Source data:
--- Start ---
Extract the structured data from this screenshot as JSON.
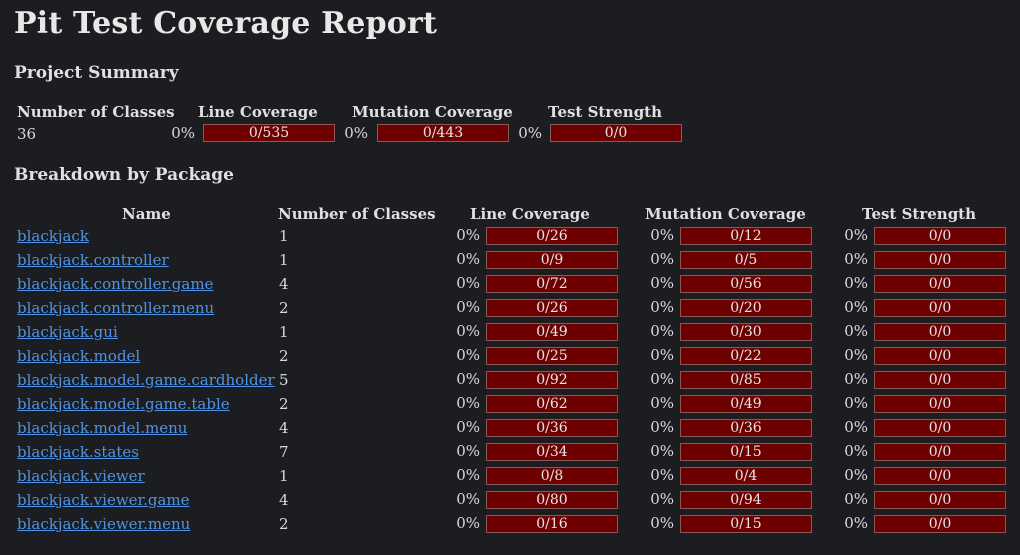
{
  "title": "Pit Test Coverage Report",
  "summary": {
    "heading": "Project Summary",
    "headers": {
      "classes": "Number of Classes",
      "line": "Line Coverage",
      "mutation": "Mutation Coverage",
      "strength": "Test Strength"
    },
    "classes": "36",
    "line_pct": "0%",
    "line_val": "0/535",
    "mutation_pct": "0%",
    "mutation_val": "0/443",
    "strength_pct": "0%",
    "strength_val": "0/0"
  },
  "breakdown": {
    "heading": "Breakdown by Package",
    "headers": {
      "name": "Name",
      "classes": "Number of Classes",
      "line": "Line Coverage",
      "mutation": "Mutation Coverage",
      "strength": "Test Strength"
    },
    "rows": [
      {
        "name": "blackjack",
        "classes": "1",
        "line_pct": "0%",
        "line": "0/26",
        "mut_pct": "0%",
        "mut": "0/12",
        "str_pct": "0%",
        "str": "0/0"
      },
      {
        "name": "blackjack.controller",
        "classes": "1",
        "line_pct": "0%",
        "line": "0/9",
        "mut_pct": "0%",
        "mut": "0/5",
        "str_pct": "0%",
        "str": "0/0"
      },
      {
        "name": "blackjack.controller.game",
        "classes": "4",
        "line_pct": "0%",
        "line": "0/72",
        "mut_pct": "0%",
        "mut": "0/56",
        "str_pct": "0%",
        "str": "0/0"
      },
      {
        "name": "blackjack.controller.menu",
        "classes": "2",
        "line_pct": "0%",
        "line": "0/26",
        "mut_pct": "0%",
        "mut": "0/20",
        "str_pct": "0%",
        "str": "0/0"
      },
      {
        "name": "blackjack.gui",
        "classes": "1",
        "line_pct": "0%",
        "line": "0/49",
        "mut_pct": "0%",
        "mut": "0/30",
        "str_pct": "0%",
        "str": "0/0"
      },
      {
        "name": "blackjack.model",
        "classes": "2",
        "line_pct": "0%",
        "line": "0/25",
        "mut_pct": "0%",
        "mut": "0/22",
        "str_pct": "0%",
        "str": "0/0"
      },
      {
        "name": "blackjack.model.game.cardholder",
        "classes": "5",
        "line_pct": "0%",
        "line": "0/92",
        "mut_pct": "0%",
        "mut": "0/85",
        "str_pct": "0%",
        "str": "0/0"
      },
      {
        "name": "blackjack.model.game.table",
        "classes": "2",
        "line_pct": "0%",
        "line": "0/62",
        "mut_pct": "0%",
        "mut": "0/49",
        "str_pct": "0%",
        "str": "0/0"
      },
      {
        "name": "blackjack.model.menu",
        "classes": "4",
        "line_pct": "0%",
        "line": "0/36",
        "mut_pct": "0%",
        "mut": "0/36",
        "str_pct": "0%",
        "str": "0/0"
      },
      {
        "name": "blackjack.states",
        "classes": "7",
        "line_pct": "0%",
        "line": "0/34",
        "mut_pct": "0%",
        "mut": "0/15",
        "str_pct": "0%",
        "str": "0/0"
      },
      {
        "name": "blackjack.viewer",
        "classes": "1",
        "line_pct": "0%",
        "line": "0/8",
        "mut_pct": "0%",
        "mut": "0/4",
        "str_pct": "0%",
        "str": "0/0"
      },
      {
        "name": "blackjack.viewer.game",
        "classes": "4",
        "line_pct": "0%",
        "line": "0/80",
        "mut_pct": "0%",
        "mut": "0/94",
        "str_pct": "0%",
        "str": "0/0"
      },
      {
        "name": "blackjack.viewer.menu",
        "classes": "2",
        "line_pct": "0%",
        "line": "0/16",
        "mut_pct": "0%",
        "mut": "0/15",
        "str_pct": "0%",
        "str": "0/0"
      }
    ]
  }
}
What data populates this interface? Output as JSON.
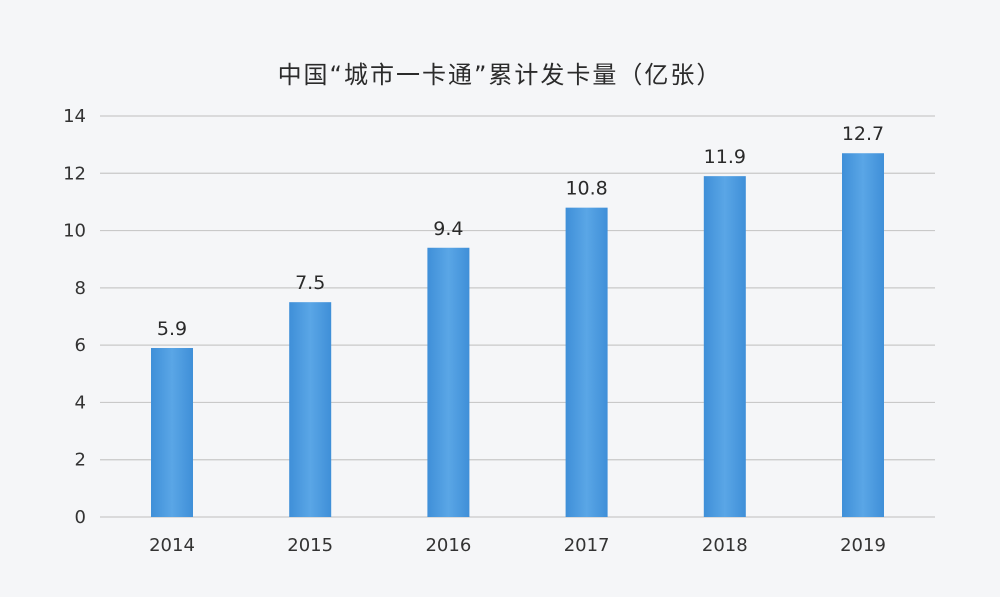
{
  "chart_data": {
    "type": "bar",
    "title": "中国“城市一卡通”累计发卡量（亿张）",
    "xlabel": "",
    "ylabel": "",
    "categories": [
      "2014",
      "2015",
      "2016",
      "2017",
      "2018",
      "2019"
    ],
    "values": [
      5.9,
      7.5,
      9.4,
      10.8,
      11.9,
      12.7
    ],
    "data_labels": [
      "5.9",
      "7.5",
      "9.4",
      "10.8",
      "11.9",
      "12.7"
    ],
    "ylim": [
      0,
      14
    ],
    "yticks": [
      0,
      2,
      4,
      6,
      8,
      10,
      12,
      14
    ],
    "grid": true,
    "legend": "none",
    "bar_color": "#3f8fd8",
    "bar_color_light": "#5aa6e6",
    "grid_color": "#c9c9c9"
  }
}
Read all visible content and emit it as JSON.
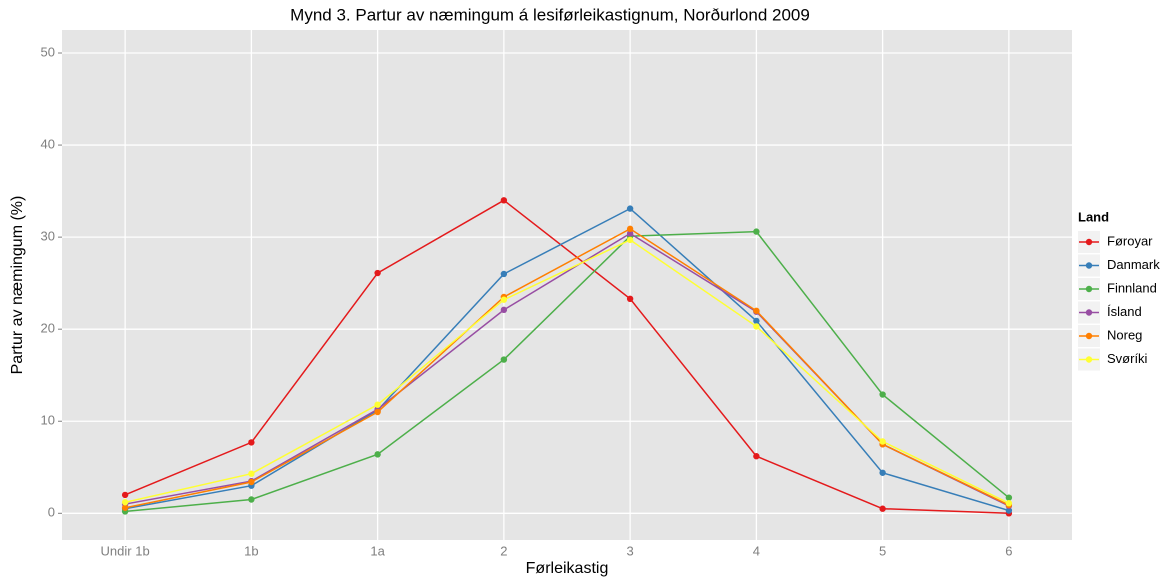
{
  "chart_data": {
    "type": "line",
    "title": "Mynd 3. Partur av næmingum á lesiførleikastignum, Norðurlond 2009",
    "x_label": "Førleikastig",
    "y_label": "Partur av næmingum (%)",
    "legend_title": "Land",
    "legend_position": "right",
    "grid": true,
    "categories": [
      "Undir 1b",
      "1b",
      "1a",
      "2",
      "3",
      "4",
      "5",
      "6"
    ],
    "ylim": [
      -2.9,
      52.5
    ],
    "yticks": [
      0,
      10,
      20,
      30,
      40,
      50
    ],
    "series": [
      {
        "name": "Føroyar",
        "color": "#e41a1c",
        "values": [
          2.0,
          7.7,
          26.1,
          34.0,
          23.3,
          6.2,
          0.5,
          0.0
        ]
      },
      {
        "name": "Danmark",
        "color": "#377eb8",
        "values": [
          0.5,
          3.0,
          11.2,
          26.0,
          33.1,
          20.9,
          4.4,
          0.3
        ]
      },
      {
        "name": "Finnland",
        "color": "#4daf4a",
        "values": [
          0.2,
          1.5,
          6.4,
          16.7,
          30.1,
          30.6,
          12.9,
          1.7
        ]
      },
      {
        "name": "Ísland",
        "color": "#984ea3",
        "values": [
          1.0,
          3.5,
          11.3,
          22.1,
          30.4,
          21.9,
          7.5,
          0.8
        ]
      },
      {
        "name": "Noreg",
        "color": "#ff7f00",
        "values": [
          0.6,
          3.4,
          11.0,
          23.5,
          30.9,
          22.0,
          7.5,
          0.9
        ]
      },
      {
        "name": "Svøríki",
        "color": "#ffff33",
        "values": [
          1.2,
          4.3,
          11.8,
          23.2,
          29.7,
          20.3,
          7.8,
          1.1
        ]
      }
    ]
  }
}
--- End ---
Short task: Quote verbatim every line starting at the line that contains "Read all visible content and emit it as JSON." and ending with the last line of the records; omit all pictures.

Full solution:
Read all visible content and emit it as JSON.
{
  "chart_data": {
    "type": "line",
    "title": "Mynd 3. Partur av næmingum á lesiførleikastignum, Norðurlond 2009",
    "x_label": "Førleikastig",
    "y_label": "Partur av næmingum (%)",
    "legend_title": "Land",
    "legend_position": "right",
    "grid": true,
    "categories": [
      "Undir 1b",
      "1b",
      "1a",
      "2",
      "3",
      "4",
      "5",
      "6"
    ],
    "ylim": [
      -2.9,
      52.5
    ],
    "yticks": [
      0,
      10,
      20,
      30,
      40,
      50
    ],
    "series": [
      {
        "name": "Føroyar",
        "color": "#e41a1c",
        "values": [
          2.0,
          7.7,
          26.1,
          34.0,
          23.3,
          6.2,
          0.5,
          0.0
        ]
      },
      {
        "name": "Danmark",
        "color": "#377eb8",
        "values": [
          0.5,
          3.0,
          11.2,
          26.0,
          33.1,
          20.9,
          4.4,
          0.3
        ]
      },
      {
        "name": "Finnland",
        "color": "#4daf4a",
        "values": [
          0.2,
          1.5,
          6.4,
          16.7,
          30.1,
          30.6,
          12.9,
          1.7
        ]
      },
      {
        "name": "Ísland",
        "color": "#984ea3",
        "values": [
          1.0,
          3.5,
          11.3,
          22.1,
          30.4,
          21.9,
          7.5,
          0.8
        ]
      },
      {
        "name": "Noreg",
        "color": "#ff7f00",
        "values": [
          0.6,
          3.4,
          11.0,
          23.5,
          30.9,
          22.0,
          7.5,
          0.9
        ]
      },
      {
        "name": "Svøríki",
        "color": "#ffff33",
        "values": [
          1.2,
          4.3,
          11.8,
          23.2,
          29.7,
          20.3,
          7.8,
          1.1
        ]
      }
    ]
  }
}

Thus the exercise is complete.